It’s high time I updated the APGMI part of the saga of Virgin Gold Mining Corporation. Here’s a round-up of the relevant parts of this sprawling series.
In our first post, we introduced a vast Far Eastern pyramid fraud ($2Bn?), Virgin Gold Mining Corporation (VGMC), that ran from early 2010 to mid 2013. In May 2013, the follow-up scam, “Plan A”, turned into a fiasco when the intended vehicle, Asia(n) Gold Mining Asset(s) Corporation (AGMAC), a fake BVI-registered investment fund, was denounced by the BVI regulator.
In the second post, we sketched the role of VG Resources and Nauer Corporate Service(s), “Plan B”, in operation roughly mid-to-end 2013. VG Resources was a supposed stock exchange listing (on GXG) for the (nonexistent) assets of VGMC. London-based Nauer Corporate Services purported to offer “Know Your Client” services supporting the upcoming GXG listing, but surprisingly, given that KYC processing is an FCA-regulated function, never registered with the FCA. In fact it appears that Nauer merely compiled the name, address and contact details of any duped VGMC investors gullible or desperate enough to undertake the round trip from Asia in the hope of salvaging their long-gone VGMC investment. Even after VG Resources announced the cancellation of its VGMC takeover plan, Nauer pressed on with this data collection exercise. There must be a “Plan C” on the way!

* What to produce *
Set down, word for word, the part of the Virgin Gold Mining post that runs from "In our first" to "the BVI regulator.".

* Data block *
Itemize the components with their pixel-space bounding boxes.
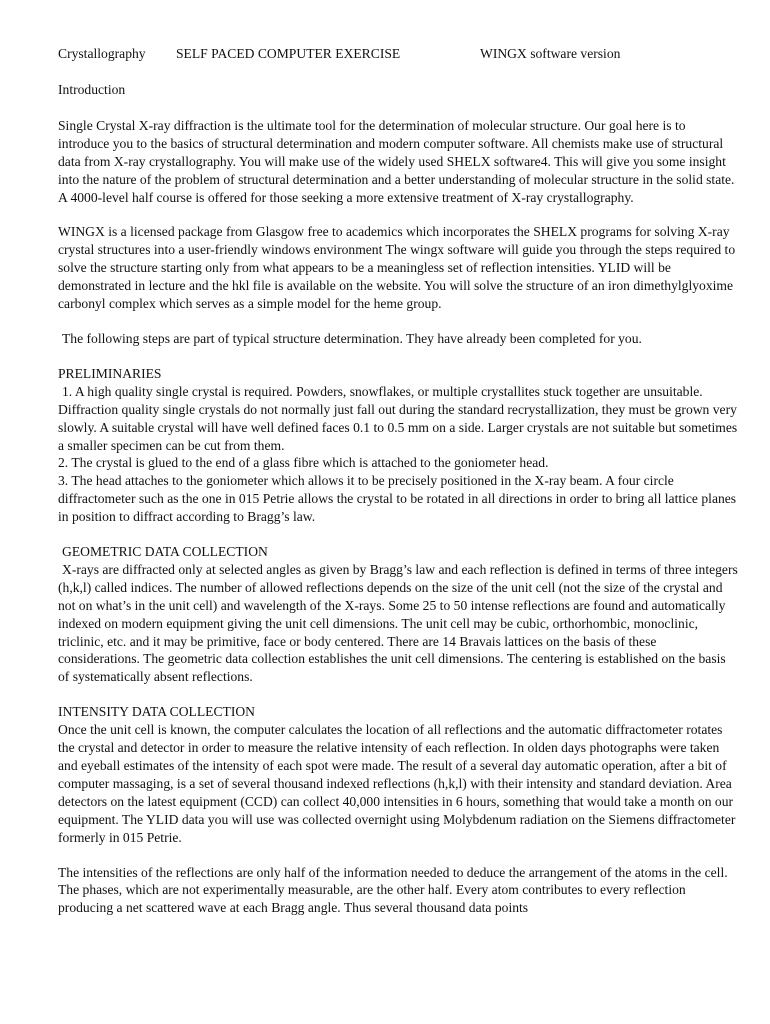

* Output of the task *
In our first post, we introduced a vast Far Eastern pyramid fraud ($2Bn?), Virgin Gold Mining Corporation (VGMC), that ran from early 2010 to mid 2013. In May 2013, the follow-up scam, “Plan A”, turned into a fiasco when the intended vehicle, Asia(n) Gold Mining Asset(s) Corporation (AGMAC), a fake BVI-registered investment fund, was denounced by the BVI regulator.